| TASK OBJECTIVE |
Pick out the lines containing "JSON".

## Start STORED RECORDS

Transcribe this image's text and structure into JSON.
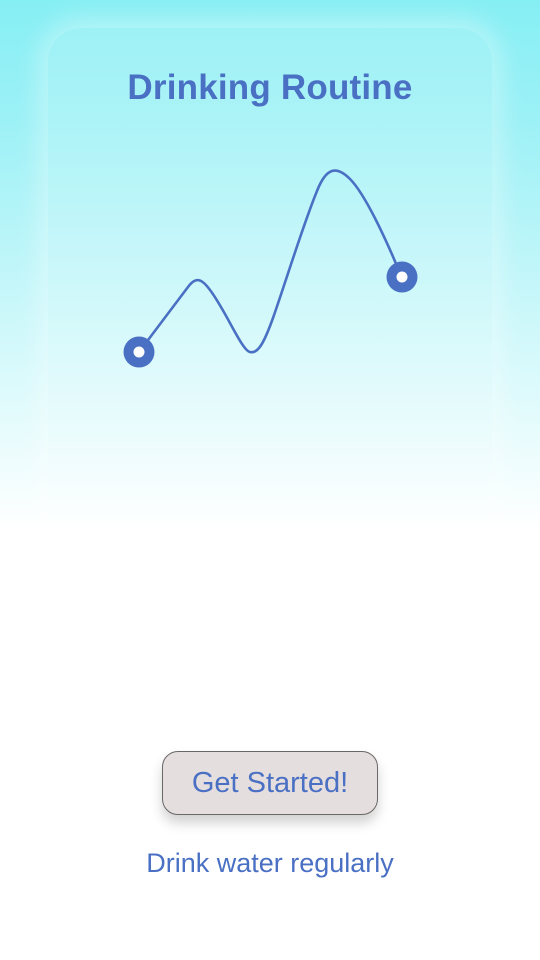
{
  "screen": {
    "title": "Drinking Routine",
    "subtitle": "Drink water regularly"
  },
  "actions": {
    "get_started_label": "Get Started!"
  },
  "colors": {
    "accent": "#4a70c4",
    "button_bg": "#e5dede",
    "sky_top": "#86eff4"
  },
  "icons": {
    "start_marker": "ring-marker-icon",
    "end_marker": "ring-marker-icon"
  }
}
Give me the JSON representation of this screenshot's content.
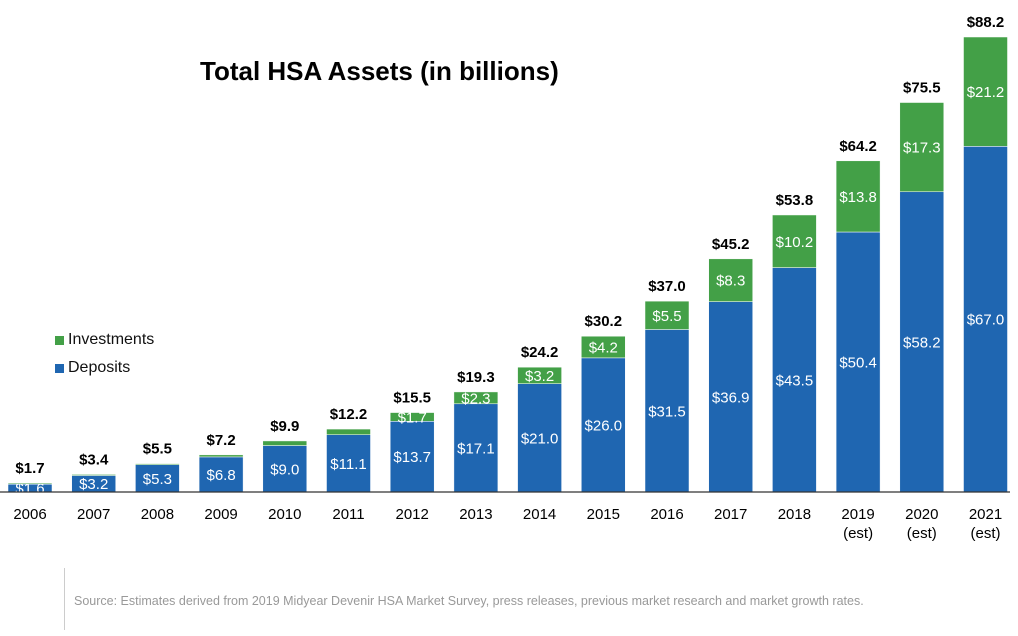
{
  "chart_data": {
    "type": "bar",
    "stacked": true,
    "title": "Total HSA Assets (in billions)",
    "categories": [
      "2006",
      "2007",
      "2008",
      "2009",
      "2010",
      "2011",
      "2012",
      "2013",
      "2014",
      "2015",
      "2016",
      "2017",
      "2018",
      "2019 (est)",
      "2020 (est)",
      "2021 (est)"
    ],
    "series": [
      {
        "name": "Deposits",
        "color": "#1f66b1",
        "values": [
          1.6,
          3.2,
          5.3,
          6.8,
          9.0,
          11.1,
          13.7,
          17.1,
          21.0,
          26.0,
          31.5,
          36.9,
          43.5,
          50.4,
          58.2,
          67.0
        ],
        "labels": [
          "$1.6",
          "$3.2",
          "$5.3",
          "$6.8",
          "$9.0",
          "$11.1",
          "$13.7",
          "$17.1",
          "$21.0",
          "$26.0",
          "$31.5",
          "$36.9",
          "$43.5",
          "$50.4",
          "$58.2",
          "$67.0"
        ]
      },
      {
        "name": "Investments",
        "color": "#43a047",
        "values": [
          0.1,
          0.2,
          0.2,
          0.4,
          0.9,
          1.1,
          1.7,
          2.3,
          3.2,
          4.2,
          5.5,
          8.3,
          10.2,
          13.8,
          17.3,
          21.2
        ],
        "labels": [
          "",
          "",
          "",
          "",
          "",
          "",
          "$1.7",
          "$2.3",
          "$3.2",
          "$4.2",
          "$5.5",
          "$8.3",
          "$10.2",
          "$13.8",
          "$17.3",
          "$21.2"
        ]
      }
    ],
    "totals": [
      "$1.7",
      "$3.4",
      "$5.5",
      "$7.2",
      "$9.9",
      "$12.2",
      "$15.5",
      "$19.3",
      "$24.2",
      "$30.2",
      "$37.0",
      "$45.2",
      "$53.8",
      "$64.2",
      "$75.5",
      "$88.2"
    ],
    "ylim": [
      0,
      88.2
    ],
    "grid": false,
    "legend": "left-middle",
    "legend_order": [
      "Investments",
      "Deposits"
    ],
    "xlabel": "",
    "ylabel": ""
  },
  "source": "Source: Estimates derived from 2019 Midyear Devenir HSA Market Survey, press releases, previous market research and market growth rates."
}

## End STORED RECORDS

| WORKED ANSWER |
Transcribe this image's text and structure into JSON.
Give me the JSON representation of this screenshot's content.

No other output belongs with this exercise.